TASK PROMPT
Quote all of the data exactly as given. Skip every picture it contains.

Chart and figure data:
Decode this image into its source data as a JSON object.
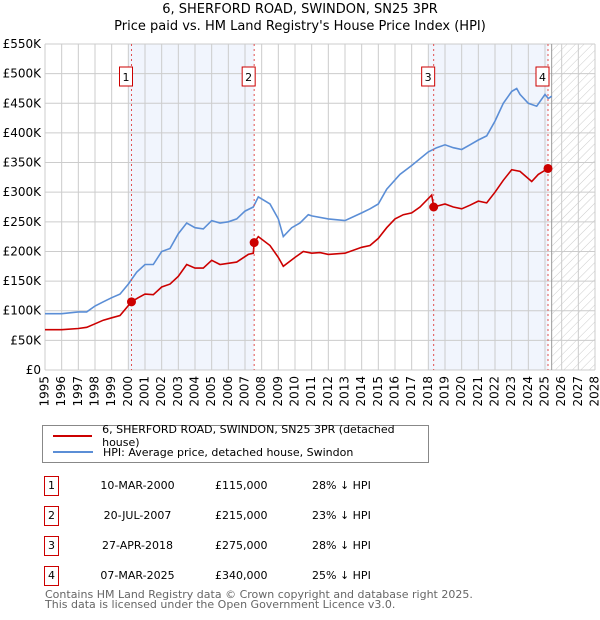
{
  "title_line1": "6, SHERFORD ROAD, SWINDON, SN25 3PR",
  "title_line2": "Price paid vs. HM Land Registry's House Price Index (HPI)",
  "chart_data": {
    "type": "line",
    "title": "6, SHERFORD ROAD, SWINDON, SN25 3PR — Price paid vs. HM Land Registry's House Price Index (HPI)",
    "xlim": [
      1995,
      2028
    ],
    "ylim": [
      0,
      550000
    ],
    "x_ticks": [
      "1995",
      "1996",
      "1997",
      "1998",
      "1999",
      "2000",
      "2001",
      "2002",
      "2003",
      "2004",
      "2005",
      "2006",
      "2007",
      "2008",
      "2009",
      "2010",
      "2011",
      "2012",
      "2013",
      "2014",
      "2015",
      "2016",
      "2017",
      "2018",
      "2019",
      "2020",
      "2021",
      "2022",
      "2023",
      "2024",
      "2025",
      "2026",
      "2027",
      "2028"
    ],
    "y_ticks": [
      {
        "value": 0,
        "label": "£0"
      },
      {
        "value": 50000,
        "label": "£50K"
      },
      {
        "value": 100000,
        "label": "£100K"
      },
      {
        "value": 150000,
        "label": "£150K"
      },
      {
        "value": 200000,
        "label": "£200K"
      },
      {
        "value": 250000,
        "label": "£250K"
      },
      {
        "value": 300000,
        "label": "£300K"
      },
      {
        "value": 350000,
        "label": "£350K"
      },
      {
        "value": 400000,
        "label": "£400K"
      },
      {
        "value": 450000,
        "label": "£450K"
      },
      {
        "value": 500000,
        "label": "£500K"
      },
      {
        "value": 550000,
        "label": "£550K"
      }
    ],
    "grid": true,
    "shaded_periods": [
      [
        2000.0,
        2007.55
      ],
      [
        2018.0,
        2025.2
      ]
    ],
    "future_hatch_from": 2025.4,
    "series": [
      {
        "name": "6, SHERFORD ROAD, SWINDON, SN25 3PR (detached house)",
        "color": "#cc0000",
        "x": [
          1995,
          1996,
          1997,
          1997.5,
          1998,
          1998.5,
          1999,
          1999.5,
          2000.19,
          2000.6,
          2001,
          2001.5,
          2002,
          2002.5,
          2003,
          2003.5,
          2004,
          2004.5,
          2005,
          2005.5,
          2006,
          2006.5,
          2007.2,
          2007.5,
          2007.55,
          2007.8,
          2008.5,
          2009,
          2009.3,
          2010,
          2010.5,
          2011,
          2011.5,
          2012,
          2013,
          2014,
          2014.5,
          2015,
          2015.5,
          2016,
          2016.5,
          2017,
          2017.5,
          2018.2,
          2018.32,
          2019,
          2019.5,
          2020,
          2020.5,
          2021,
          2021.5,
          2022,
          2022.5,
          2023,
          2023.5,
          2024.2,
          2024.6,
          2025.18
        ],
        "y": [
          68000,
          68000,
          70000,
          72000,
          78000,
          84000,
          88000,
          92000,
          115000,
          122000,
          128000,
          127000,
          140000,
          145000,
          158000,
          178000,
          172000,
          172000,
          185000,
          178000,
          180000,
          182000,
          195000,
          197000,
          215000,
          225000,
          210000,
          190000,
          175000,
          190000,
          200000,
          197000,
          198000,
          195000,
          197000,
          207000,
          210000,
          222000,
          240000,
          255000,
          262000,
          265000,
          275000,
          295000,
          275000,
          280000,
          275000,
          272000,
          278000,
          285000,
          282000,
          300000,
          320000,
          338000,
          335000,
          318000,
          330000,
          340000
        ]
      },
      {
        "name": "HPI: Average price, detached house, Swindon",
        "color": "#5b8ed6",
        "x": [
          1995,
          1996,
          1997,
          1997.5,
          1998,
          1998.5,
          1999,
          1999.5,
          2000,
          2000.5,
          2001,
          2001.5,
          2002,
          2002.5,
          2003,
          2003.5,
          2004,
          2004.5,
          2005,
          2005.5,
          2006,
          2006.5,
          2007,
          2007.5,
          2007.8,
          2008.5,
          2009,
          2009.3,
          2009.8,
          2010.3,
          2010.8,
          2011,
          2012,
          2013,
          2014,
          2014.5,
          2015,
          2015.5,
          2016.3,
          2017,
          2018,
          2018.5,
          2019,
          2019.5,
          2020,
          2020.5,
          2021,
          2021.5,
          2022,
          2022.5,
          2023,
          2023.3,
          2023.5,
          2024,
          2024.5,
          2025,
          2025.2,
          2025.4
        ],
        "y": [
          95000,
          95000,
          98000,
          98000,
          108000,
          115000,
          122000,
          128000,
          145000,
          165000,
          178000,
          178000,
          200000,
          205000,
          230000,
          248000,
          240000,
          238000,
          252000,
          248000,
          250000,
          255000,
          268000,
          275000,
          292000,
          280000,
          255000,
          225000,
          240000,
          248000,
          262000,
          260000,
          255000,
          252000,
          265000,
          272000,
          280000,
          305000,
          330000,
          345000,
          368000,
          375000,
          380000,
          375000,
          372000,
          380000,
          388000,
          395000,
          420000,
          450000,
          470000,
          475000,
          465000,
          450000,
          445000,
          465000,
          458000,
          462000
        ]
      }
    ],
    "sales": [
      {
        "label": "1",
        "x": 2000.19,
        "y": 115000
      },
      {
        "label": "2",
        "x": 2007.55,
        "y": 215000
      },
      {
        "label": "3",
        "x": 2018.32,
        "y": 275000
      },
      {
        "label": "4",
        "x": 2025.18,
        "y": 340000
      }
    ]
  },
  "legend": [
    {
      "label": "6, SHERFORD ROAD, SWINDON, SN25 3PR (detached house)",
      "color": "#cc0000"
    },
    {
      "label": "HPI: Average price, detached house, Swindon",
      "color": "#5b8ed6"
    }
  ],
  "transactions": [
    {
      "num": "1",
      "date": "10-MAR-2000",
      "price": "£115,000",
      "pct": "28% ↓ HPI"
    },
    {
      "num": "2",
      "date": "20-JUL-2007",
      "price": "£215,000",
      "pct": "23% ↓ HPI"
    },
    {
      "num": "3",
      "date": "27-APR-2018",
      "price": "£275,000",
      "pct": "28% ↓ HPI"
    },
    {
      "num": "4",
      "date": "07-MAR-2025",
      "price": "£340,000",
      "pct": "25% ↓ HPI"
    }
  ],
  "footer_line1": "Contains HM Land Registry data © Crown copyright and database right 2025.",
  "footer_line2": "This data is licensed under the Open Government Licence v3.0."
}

WRITTEN SOLUTION
Decode this image into its source data as a JSON object.
{
  "title_line1": "6, SHERFORD ROAD, SWINDON, SN25 3PR",
  "title_line2": "Price paid vs. HM Land Registry's House Price Index (HPI)",
  "chart_data": {
    "type": "line",
    "title": "6, SHERFORD ROAD, SWINDON, SN25 3PR — Price paid vs. HM Land Registry's House Price Index (HPI)",
    "xlim": [
      1995,
      2028
    ],
    "ylim": [
      0,
      550000
    ],
    "x_ticks": [
      "1995",
      "1996",
      "1997",
      "1998",
      "1999",
      "2000",
      "2001",
      "2002",
      "2003",
      "2004",
      "2005",
      "2006",
      "2007",
      "2008",
      "2009",
      "2010",
      "2011",
      "2012",
      "2013",
      "2014",
      "2015",
      "2016",
      "2017",
      "2018",
      "2019",
      "2020",
      "2021",
      "2022",
      "2023",
      "2024",
      "2025",
      "2026",
      "2027",
      "2028"
    ],
    "y_ticks": [
      {
        "value": 0,
        "label": "£0"
      },
      {
        "value": 50000,
        "label": "£50K"
      },
      {
        "value": 100000,
        "label": "£100K"
      },
      {
        "value": 150000,
        "label": "£150K"
      },
      {
        "value": 200000,
        "label": "£200K"
      },
      {
        "value": 250000,
        "label": "£250K"
      },
      {
        "value": 300000,
        "label": "£300K"
      },
      {
        "value": 350000,
        "label": "£350K"
      },
      {
        "value": 400000,
        "label": "£400K"
      },
      {
        "value": 450000,
        "label": "£450K"
      },
      {
        "value": 500000,
        "label": "£500K"
      },
      {
        "value": 550000,
        "label": "£550K"
      }
    ],
    "grid": true,
    "shaded_periods": [
      [
        2000.0,
        2007.55
      ],
      [
        2018.0,
        2025.2
      ]
    ],
    "future_hatch_from": 2025.4,
    "series": [
      {
        "name": "6, SHERFORD ROAD, SWINDON, SN25 3PR (detached house)",
        "color": "#cc0000",
        "x": [
          1995,
          1996,
          1997,
          1997.5,
          1998,
          1998.5,
          1999,
          1999.5,
          2000.19,
          2000.6,
          2001,
          2001.5,
          2002,
          2002.5,
          2003,
          2003.5,
          2004,
          2004.5,
          2005,
          2005.5,
          2006,
          2006.5,
          2007.2,
          2007.5,
          2007.55,
          2007.8,
          2008.5,
          2009,
          2009.3,
          2010,
          2010.5,
          2011,
          2011.5,
          2012,
          2013,
          2014,
          2014.5,
          2015,
          2015.5,
          2016,
          2016.5,
          2017,
          2017.5,
          2018.2,
          2018.32,
          2019,
          2019.5,
          2020,
          2020.5,
          2021,
          2021.5,
          2022,
          2022.5,
          2023,
          2023.5,
          2024.2,
          2024.6,
          2025.18
        ],
        "y": [
          68000,
          68000,
          70000,
          72000,
          78000,
          84000,
          88000,
          92000,
          115000,
          122000,
          128000,
          127000,
          140000,
          145000,
          158000,
          178000,
          172000,
          172000,
          185000,
          178000,
          180000,
          182000,
          195000,
          197000,
          215000,
          225000,
          210000,
          190000,
          175000,
          190000,
          200000,
          197000,
          198000,
          195000,
          197000,
          207000,
          210000,
          222000,
          240000,
          255000,
          262000,
          265000,
          275000,
          295000,
          275000,
          280000,
          275000,
          272000,
          278000,
          285000,
          282000,
          300000,
          320000,
          338000,
          335000,
          318000,
          330000,
          340000
        ]
      },
      {
        "name": "HPI: Average price, detached house, Swindon",
        "color": "#5b8ed6",
        "x": [
          1995,
          1996,
          1997,
          1997.5,
          1998,
          1998.5,
          1999,
          1999.5,
          2000,
          2000.5,
          2001,
          2001.5,
          2002,
          2002.5,
          2003,
          2003.5,
          2004,
          2004.5,
          2005,
          2005.5,
          2006,
          2006.5,
          2007,
          2007.5,
          2007.8,
          2008.5,
          2009,
          2009.3,
          2009.8,
          2010.3,
          2010.8,
          2011,
          2012,
          2013,
          2014,
          2014.5,
          2015,
          2015.5,
          2016.3,
          2017,
          2018,
          2018.5,
          2019,
          2019.5,
          2020,
          2020.5,
          2021,
          2021.5,
          2022,
          2022.5,
          2023,
          2023.3,
          2023.5,
          2024,
          2024.5,
          2025,
          2025.2,
          2025.4
        ],
        "y": [
          95000,
          95000,
          98000,
          98000,
          108000,
          115000,
          122000,
          128000,
          145000,
          165000,
          178000,
          178000,
          200000,
          205000,
          230000,
          248000,
          240000,
          238000,
          252000,
          248000,
          250000,
          255000,
          268000,
          275000,
          292000,
          280000,
          255000,
          225000,
          240000,
          248000,
          262000,
          260000,
          255000,
          252000,
          265000,
          272000,
          280000,
          305000,
          330000,
          345000,
          368000,
          375000,
          380000,
          375000,
          372000,
          380000,
          388000,
          395000,
          420000,
          450000,
          470000,
          475000,
          465000,
          450000,
          445000,
          465000,
          458000,
          462000
        ]
      }
    ],
    "sales": [
      {
        "label": "1",
        "x": 2000.19,
        "y": 115000
      },
      {
        "label": "2",
        "x": 2007.55,
        "y": 215000
      },
      {
        "label": "3",
        "x": 2018.32,
        "y": 275000
      },
      {
        "label": "4",
        "x": 2025.18,
        "y": 340000
      }
    ]
  },
  "legend": [
    {
      "label": "6, SHERFORD ROAD, SWINDON, SN25 3PR (detached house)",
      "color": "#cc0000"
    },
    {
      "label": "HPI: Average price, detached house, Swindon",
      "color": "#5b8ed6"
    }
  ],
  "transactions": [
    {
      "num": "1",
      "date": "10-MAR-2000",
      "price": "£115,000",
      "pct": "28% ↓ HPI"
    },
    {
      "num": "2",
      "date": "20-JUL-2007",
      "price": "£215,000",
      "pct": "23% ↓ HPI"
    },
    {
      "num": "3",
      "date": "27-APR-2018",
      "price": "£275,000",
      "pct": "28% ↓ HPI"
    },
    {
      "num": "4",
      "date": "07-MAR-2025",
      "price": "£340,000",
      "pct": "25% ↓ HPI"
    }
  ],
  "footer_line1": "Contains HM Land Registry data © Crown copyright and database right 2025.",
  "footer_line2": "This data is licensed under the Open Government Licence v3.0."
}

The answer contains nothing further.